Using the records below, locate all lines containing "Season" and return them.

▸ **Chart and figure data**

start

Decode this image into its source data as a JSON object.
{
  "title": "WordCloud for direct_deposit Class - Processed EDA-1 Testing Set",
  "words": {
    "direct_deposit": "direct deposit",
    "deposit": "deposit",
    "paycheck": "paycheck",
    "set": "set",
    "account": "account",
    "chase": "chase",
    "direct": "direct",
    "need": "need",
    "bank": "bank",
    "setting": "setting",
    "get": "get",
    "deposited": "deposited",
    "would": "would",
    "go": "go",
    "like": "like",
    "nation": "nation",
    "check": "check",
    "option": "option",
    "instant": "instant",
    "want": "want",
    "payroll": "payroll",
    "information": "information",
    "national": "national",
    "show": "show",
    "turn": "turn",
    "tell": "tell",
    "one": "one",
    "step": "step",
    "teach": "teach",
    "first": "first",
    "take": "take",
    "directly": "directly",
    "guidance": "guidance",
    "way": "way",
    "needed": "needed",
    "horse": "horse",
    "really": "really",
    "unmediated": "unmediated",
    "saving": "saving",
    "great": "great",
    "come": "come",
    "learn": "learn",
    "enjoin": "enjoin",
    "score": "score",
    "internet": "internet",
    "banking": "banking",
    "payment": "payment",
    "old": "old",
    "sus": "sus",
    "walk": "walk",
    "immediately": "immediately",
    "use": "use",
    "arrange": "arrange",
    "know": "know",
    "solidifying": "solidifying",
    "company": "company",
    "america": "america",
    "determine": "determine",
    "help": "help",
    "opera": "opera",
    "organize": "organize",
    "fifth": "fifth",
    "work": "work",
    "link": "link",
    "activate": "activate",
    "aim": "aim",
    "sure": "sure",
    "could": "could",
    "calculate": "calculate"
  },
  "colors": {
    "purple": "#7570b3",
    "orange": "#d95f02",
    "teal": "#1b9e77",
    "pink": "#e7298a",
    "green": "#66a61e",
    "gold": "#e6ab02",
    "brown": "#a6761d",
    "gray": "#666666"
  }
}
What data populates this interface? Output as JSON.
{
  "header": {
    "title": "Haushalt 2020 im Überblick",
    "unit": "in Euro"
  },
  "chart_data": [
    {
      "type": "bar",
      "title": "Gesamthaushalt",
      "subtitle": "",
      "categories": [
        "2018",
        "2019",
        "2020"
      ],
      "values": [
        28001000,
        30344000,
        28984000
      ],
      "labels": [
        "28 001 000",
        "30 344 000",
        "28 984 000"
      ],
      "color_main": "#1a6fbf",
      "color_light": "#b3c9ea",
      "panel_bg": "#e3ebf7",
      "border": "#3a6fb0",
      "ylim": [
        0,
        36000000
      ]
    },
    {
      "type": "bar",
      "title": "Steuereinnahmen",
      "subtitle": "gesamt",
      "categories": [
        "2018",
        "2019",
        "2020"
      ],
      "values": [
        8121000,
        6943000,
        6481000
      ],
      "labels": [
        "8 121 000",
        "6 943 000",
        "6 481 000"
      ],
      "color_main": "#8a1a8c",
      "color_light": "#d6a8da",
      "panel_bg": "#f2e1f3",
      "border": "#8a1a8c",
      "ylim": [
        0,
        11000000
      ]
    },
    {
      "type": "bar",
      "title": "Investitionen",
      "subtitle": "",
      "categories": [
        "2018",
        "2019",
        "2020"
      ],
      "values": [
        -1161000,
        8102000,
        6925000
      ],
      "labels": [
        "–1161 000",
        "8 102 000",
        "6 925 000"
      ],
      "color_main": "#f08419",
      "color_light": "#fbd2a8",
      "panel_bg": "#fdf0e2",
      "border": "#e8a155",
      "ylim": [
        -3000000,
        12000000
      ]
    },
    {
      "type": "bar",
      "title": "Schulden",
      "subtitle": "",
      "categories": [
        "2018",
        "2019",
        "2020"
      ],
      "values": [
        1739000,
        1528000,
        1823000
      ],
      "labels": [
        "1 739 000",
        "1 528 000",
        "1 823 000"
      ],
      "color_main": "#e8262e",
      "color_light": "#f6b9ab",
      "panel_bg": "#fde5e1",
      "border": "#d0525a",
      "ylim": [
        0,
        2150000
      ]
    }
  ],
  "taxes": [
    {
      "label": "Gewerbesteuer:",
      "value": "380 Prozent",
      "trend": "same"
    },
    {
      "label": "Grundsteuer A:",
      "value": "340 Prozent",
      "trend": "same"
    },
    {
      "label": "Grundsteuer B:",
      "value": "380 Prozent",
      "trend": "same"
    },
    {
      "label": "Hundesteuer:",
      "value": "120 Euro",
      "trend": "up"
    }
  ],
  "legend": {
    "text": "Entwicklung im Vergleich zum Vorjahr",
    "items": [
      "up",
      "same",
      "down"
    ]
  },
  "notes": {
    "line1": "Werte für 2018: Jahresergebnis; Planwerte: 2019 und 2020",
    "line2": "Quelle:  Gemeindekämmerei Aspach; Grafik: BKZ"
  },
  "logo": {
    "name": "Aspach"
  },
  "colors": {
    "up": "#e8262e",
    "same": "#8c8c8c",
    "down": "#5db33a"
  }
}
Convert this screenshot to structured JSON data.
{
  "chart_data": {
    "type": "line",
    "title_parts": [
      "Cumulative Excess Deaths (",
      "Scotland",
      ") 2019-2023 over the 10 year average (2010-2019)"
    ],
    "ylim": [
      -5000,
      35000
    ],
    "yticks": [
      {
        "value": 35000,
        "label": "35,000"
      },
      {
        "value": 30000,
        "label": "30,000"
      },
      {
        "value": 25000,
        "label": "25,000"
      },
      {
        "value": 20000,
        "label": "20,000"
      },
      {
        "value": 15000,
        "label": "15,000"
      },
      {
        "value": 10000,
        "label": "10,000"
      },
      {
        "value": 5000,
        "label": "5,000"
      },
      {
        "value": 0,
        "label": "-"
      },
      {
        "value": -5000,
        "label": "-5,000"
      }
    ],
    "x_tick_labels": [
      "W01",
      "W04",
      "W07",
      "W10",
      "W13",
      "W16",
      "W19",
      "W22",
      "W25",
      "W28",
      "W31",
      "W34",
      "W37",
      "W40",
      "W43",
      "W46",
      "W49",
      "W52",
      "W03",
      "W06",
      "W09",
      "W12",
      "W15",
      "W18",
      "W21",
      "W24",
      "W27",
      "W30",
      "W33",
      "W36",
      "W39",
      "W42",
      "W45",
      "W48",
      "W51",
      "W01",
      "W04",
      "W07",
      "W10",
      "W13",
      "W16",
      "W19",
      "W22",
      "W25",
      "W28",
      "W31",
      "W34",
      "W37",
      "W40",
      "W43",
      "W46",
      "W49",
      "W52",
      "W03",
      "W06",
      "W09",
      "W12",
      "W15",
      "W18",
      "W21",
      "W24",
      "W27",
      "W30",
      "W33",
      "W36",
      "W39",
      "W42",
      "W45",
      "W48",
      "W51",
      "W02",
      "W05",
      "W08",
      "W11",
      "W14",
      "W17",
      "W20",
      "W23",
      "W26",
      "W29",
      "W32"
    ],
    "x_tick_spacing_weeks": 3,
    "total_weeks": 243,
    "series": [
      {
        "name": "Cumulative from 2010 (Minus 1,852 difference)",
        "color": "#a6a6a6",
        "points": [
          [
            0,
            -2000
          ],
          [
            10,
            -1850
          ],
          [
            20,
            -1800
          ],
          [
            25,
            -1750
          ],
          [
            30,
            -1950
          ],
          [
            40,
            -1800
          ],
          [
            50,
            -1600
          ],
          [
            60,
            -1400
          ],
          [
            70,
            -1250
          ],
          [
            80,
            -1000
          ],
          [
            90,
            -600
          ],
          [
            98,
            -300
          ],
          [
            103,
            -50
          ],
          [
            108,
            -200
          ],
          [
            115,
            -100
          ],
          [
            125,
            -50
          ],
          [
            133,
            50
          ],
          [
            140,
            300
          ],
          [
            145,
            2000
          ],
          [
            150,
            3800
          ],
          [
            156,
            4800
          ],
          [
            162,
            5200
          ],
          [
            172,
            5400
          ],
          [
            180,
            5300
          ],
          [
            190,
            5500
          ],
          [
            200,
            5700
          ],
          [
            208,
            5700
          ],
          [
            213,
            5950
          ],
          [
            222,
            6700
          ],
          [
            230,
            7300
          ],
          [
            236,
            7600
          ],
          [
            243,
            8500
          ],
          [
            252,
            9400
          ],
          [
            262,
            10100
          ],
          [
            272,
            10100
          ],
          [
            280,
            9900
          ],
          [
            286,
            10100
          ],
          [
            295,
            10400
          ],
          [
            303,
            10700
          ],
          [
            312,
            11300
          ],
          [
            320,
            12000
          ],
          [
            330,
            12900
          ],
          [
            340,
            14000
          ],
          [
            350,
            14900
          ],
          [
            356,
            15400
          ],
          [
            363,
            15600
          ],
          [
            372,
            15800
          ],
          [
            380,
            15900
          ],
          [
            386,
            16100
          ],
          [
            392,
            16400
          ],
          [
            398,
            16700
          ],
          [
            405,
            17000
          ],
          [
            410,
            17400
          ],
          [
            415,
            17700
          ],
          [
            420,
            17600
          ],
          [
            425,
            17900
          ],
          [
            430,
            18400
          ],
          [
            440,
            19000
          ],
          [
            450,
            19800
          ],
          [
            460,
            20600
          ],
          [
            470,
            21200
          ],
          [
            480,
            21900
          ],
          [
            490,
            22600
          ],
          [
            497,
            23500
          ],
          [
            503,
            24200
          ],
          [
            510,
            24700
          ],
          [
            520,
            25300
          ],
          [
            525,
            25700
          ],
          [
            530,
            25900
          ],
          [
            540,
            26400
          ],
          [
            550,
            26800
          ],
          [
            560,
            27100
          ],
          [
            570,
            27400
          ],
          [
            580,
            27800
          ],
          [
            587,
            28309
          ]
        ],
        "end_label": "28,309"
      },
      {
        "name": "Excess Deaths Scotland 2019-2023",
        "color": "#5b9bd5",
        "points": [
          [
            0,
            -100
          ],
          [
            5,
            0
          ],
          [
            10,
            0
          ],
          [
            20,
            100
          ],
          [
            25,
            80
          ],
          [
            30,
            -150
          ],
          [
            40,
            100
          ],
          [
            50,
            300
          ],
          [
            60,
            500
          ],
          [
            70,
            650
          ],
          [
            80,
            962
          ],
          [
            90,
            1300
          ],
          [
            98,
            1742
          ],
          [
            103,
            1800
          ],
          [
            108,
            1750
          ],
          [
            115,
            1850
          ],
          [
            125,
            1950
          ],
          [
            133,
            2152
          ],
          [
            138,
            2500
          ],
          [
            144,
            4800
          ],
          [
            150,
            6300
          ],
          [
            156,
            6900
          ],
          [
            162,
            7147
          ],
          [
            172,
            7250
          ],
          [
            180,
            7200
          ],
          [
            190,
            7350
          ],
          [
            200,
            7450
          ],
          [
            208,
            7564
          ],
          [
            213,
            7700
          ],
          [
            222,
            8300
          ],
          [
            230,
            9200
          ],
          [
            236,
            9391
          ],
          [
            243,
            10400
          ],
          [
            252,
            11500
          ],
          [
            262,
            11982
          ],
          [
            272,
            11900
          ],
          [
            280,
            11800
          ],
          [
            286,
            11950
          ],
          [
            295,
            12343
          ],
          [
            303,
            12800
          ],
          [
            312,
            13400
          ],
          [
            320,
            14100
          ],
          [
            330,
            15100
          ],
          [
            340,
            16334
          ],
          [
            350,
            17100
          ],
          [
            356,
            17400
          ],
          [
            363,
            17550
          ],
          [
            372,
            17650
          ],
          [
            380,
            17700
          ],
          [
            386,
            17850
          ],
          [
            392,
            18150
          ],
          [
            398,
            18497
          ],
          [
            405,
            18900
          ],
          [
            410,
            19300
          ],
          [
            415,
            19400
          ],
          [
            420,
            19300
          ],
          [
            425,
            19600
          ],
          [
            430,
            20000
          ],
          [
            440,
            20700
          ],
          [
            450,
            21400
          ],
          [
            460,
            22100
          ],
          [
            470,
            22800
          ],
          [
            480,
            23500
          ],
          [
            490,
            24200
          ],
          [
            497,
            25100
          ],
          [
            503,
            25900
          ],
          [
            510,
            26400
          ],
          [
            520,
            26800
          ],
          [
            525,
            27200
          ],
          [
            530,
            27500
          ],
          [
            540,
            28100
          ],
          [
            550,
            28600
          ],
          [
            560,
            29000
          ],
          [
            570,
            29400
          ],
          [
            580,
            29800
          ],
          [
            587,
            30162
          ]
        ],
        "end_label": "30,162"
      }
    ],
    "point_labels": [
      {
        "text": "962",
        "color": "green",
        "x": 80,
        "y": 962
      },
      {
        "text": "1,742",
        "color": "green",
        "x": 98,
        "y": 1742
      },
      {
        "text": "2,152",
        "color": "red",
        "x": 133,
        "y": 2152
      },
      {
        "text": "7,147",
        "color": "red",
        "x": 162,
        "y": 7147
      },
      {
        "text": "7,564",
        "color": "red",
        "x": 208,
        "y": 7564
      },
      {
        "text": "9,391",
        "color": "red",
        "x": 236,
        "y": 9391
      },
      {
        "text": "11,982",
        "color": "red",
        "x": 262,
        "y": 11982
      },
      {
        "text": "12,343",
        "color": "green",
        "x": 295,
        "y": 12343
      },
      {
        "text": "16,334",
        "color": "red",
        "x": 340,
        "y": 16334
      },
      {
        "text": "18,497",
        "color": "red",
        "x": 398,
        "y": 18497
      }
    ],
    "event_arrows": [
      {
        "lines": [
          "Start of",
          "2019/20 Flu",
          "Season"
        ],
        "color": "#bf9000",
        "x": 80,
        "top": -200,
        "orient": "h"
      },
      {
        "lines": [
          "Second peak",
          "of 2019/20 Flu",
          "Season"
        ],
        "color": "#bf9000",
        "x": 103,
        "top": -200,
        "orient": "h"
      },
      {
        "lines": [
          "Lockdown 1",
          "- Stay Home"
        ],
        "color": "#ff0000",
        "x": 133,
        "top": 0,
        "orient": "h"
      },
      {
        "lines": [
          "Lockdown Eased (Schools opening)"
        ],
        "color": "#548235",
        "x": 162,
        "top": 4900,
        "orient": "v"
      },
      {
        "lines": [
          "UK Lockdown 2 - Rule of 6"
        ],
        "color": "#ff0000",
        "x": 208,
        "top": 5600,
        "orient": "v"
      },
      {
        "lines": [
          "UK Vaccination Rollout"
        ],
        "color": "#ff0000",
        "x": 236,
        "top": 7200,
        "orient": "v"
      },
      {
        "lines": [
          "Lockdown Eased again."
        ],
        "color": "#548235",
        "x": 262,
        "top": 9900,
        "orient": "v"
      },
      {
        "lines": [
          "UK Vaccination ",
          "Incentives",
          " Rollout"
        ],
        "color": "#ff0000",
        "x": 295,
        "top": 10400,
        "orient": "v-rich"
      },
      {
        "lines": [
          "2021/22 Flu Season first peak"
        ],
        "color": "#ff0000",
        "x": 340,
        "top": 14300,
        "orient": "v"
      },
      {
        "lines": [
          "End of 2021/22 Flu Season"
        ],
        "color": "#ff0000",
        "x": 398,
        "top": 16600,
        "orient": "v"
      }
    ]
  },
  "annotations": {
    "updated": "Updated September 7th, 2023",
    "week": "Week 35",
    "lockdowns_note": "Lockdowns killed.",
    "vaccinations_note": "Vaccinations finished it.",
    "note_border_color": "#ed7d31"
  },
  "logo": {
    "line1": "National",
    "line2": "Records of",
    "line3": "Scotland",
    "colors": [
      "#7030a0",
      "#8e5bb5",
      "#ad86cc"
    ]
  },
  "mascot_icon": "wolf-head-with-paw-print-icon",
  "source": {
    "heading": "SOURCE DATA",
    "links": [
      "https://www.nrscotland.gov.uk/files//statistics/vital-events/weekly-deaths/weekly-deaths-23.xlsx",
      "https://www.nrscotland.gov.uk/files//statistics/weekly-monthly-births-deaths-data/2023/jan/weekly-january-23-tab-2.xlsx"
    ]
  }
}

end

▸ **Result of this exercise**
          "Season"
          "Season"
          "2021/22 Flu Season first peak"
          "End of 2021/22 Flu Season"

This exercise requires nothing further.